Give every line back verbatim, dropping all images.

▼▼▼

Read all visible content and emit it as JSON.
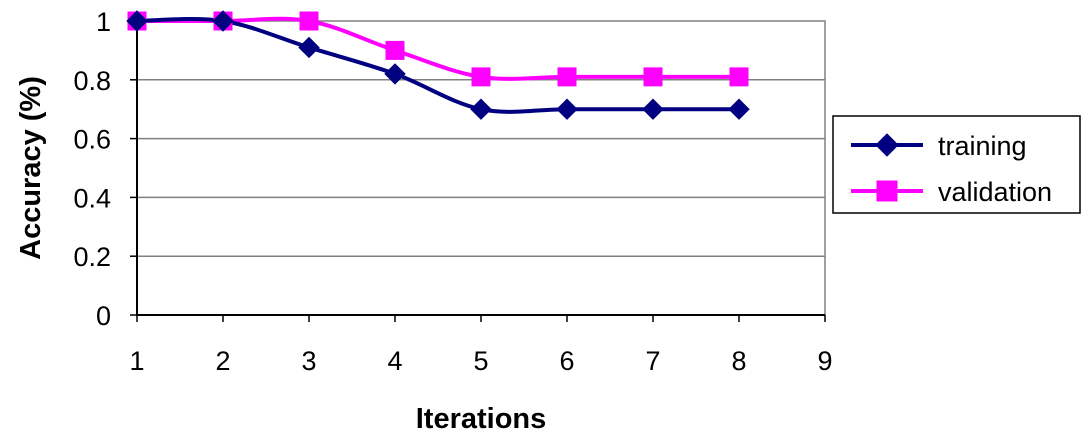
{
  "chart_data": {
    "type": "line",
    "title": "",
    "xlabel": "Iterations",
    "ylabel": "Accuracy (%)",
    "xlim": [
      1,
      9
    ],
    "ylim": [
      0,
      1
    ],
    "x_ticks": [
      "1",
      "2",
      "3",
      "4",
      "5",
      "6",
      "7",
      "8",
      "9"
    ],
    "y_ticks": [
      "0",
      "0.2",
      "0.4",
      "0.6",
      "0.8",
      "1"
    ],
    "grid": "horizontal",
    "legend_position": "right",
    "x": [
      1,
      2,
      3,
      4,
      5,
      6,
      7,
      8
    ],
    "series": [
      {
        "name": "training",
        "marker": "diamond",
        "color": "#000080",
        "values": [
          1.0,
          1.0,
          0.91,
          0.82,
          0.7,
          0.7,
          0.7,
          0.7
        ]
      },
      {
        "name": "validation",
        "marker": "square",
        "color": "#FF00FF",
        "values": [
          1.0,
          1.0,
          1.0,
          0.9,
          0.81,
          0.81,
          0.81,
          0.81
        ]
      }
    ]
  }
}
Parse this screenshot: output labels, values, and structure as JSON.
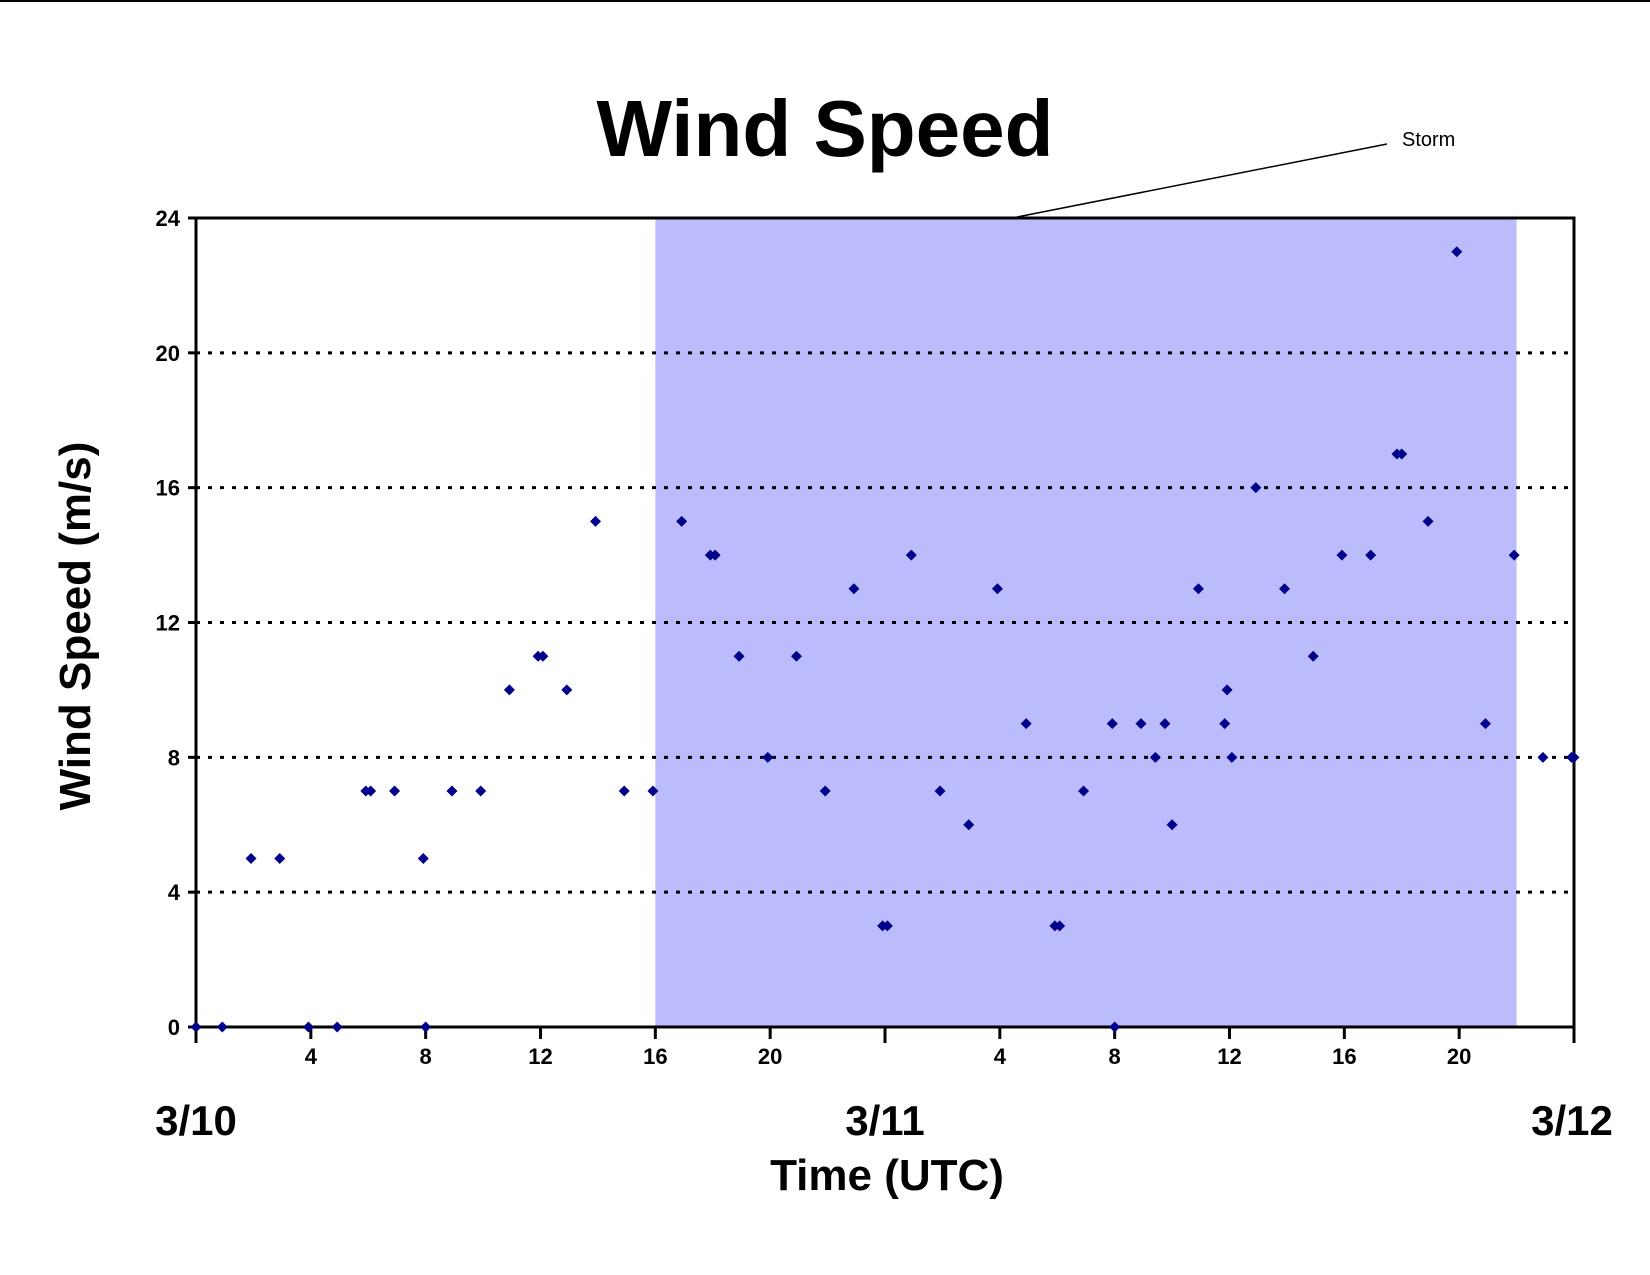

▲▲▲

▸ **CORRECT RESULT**
Read all visible content and emit it as JSON.
{
  "chart_data": {
    "type": "line",
    "title": "",
    "xlabel": "Iterations",
    "ylabel": "Accuracy (%)",
    "xlim": [
      1,
      9
    ],
    "ylim": [
      0,
      1
    ],
    "x_ticks": [
      "1",
      "2",
      "3",
      "4",
      "5",
      "6",
      "7",
      "8",
      "9"
    ],
    "y_ticks": [
      "0",
      "0.2",
      "0.4",
      "0.6",
      "0.8",
      "1"
    ],
    "grid": "horizontal",
    "legend_position": "right",
    "x": [
      1,
      2,
      3,
      4,
      5,
      6,
      7,
      8
    ],
    "series": [
      {
        "name": "training",
        "marker": "diamond",
        "color": "#000080",
        "values": [
          1.0,
          1.0,
          0.91,
          0.82,
          0.7,
          0.7,
          0.7,
          0.7
        ]
      },
      {
        "name": "validation",
        "marker": "square",
        "color": "#FF00FF",
        "values": [
          1.0,
          1.0,
          1.0,
          0.9,
          0.81,
          0.81,
          0.81,
          0.81
        ]
      }
    ]
  }
}
Parse this screenshot: output labels, values, and structure as JSON.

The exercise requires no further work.